* [Record excerpts]:

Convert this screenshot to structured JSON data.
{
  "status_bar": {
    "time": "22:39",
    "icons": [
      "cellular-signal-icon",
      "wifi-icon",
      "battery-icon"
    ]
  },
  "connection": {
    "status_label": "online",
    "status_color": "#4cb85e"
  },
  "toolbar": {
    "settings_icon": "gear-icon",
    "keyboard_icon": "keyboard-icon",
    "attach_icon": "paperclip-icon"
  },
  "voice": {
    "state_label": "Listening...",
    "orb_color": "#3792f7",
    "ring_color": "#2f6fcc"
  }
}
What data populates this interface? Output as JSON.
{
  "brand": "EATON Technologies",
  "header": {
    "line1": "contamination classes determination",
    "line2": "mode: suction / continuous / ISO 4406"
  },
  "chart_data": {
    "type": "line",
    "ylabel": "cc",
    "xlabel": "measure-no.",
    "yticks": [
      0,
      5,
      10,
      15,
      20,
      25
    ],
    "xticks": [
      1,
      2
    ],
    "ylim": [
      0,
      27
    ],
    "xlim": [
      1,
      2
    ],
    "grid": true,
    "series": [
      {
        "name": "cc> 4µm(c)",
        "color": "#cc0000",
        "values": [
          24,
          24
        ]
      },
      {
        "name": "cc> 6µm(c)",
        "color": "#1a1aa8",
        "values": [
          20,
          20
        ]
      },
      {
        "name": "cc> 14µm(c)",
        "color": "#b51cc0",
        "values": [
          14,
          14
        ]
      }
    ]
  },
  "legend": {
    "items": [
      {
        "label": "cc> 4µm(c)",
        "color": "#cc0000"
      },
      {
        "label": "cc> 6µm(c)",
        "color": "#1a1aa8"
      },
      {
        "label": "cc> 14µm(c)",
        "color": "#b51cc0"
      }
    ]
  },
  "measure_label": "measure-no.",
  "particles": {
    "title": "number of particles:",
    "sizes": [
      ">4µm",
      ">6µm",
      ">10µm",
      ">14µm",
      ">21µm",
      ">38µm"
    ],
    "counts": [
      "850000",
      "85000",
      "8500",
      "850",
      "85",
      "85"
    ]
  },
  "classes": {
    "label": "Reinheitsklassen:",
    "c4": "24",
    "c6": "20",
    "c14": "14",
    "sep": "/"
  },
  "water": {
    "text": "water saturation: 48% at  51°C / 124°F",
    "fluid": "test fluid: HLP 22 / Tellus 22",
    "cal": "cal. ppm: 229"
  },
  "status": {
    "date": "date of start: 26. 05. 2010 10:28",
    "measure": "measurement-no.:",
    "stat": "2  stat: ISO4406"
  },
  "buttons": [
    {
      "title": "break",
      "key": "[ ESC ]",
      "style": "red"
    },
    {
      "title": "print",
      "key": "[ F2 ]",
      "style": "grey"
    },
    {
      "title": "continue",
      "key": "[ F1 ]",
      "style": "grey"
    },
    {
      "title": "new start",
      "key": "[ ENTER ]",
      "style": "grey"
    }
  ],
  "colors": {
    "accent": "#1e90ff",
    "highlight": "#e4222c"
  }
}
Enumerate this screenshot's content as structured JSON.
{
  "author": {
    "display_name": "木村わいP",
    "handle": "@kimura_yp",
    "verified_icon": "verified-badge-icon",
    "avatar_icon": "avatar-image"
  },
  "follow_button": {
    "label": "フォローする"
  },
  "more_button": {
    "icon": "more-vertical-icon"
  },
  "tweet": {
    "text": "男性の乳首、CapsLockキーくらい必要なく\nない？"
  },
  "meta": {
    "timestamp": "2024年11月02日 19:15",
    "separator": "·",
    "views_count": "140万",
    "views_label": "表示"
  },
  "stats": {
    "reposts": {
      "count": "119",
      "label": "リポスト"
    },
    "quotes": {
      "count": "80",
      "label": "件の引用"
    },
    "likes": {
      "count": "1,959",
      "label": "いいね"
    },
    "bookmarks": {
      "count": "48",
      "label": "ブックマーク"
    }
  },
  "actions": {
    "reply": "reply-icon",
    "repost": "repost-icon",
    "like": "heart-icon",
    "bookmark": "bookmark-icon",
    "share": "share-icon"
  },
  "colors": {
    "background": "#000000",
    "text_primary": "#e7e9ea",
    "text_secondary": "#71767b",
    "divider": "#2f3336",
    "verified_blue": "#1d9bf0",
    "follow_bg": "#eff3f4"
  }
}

* [Job]:
Extract, exactly as they appear, the lines from the one containing "Enumerate this screenshot's" through the final line.

* [Exercise answer]:
Enumerate this screenshot's content as structured JSON.
{
  "author": {
    "display_name": "木村わいP",
    "handle": "@kimura_yp",
    "verified_icon": "verified-badge-icon",
    "avatar_icon": "avatar-image"
  },
  "follow_button": {
    "label": "フォローする"
  },
  "more_button": {
    "icon": "more-vertical-icon"
  },
  "tweet": {
    "text": "男性の乳首、CapsLockキーくらい必要なく\nない？"
  },
  "meta": {
    "timestamp": "2024年11月02日 19:15",
    "separator": "·",
    "views_count": "140万",
    "views_label": "表示"
  },
  "stats": {
    "reposts": {
      "count": "119",
      "label": "リポスト"
    },
    "quotes": {
      "count": "80",
      "label": "件の引用"
    },
    "likes": {
      "count": "1,959",
      "label": "いいね"
    },
    "bookmarks": {
      "count": "48",
      "label": "ブックマーク"
    }
  },
  "actions": {
    "reply": "reply-icon",
    "repost": "repost-icon",
    "like": "heart-icon",
    "bookmark": "bookmark-icon",
    "share": "share-icon"
  },
  "colors": {
    "background": "#000000",
    "text_primary": "#e7e9ea",
    "text_secondary": "#71767b",
    "divider": "#2f3336",
    "verified_blue": "#1d9bf0",
    "follow_bg": "#eff3f4"
  }
}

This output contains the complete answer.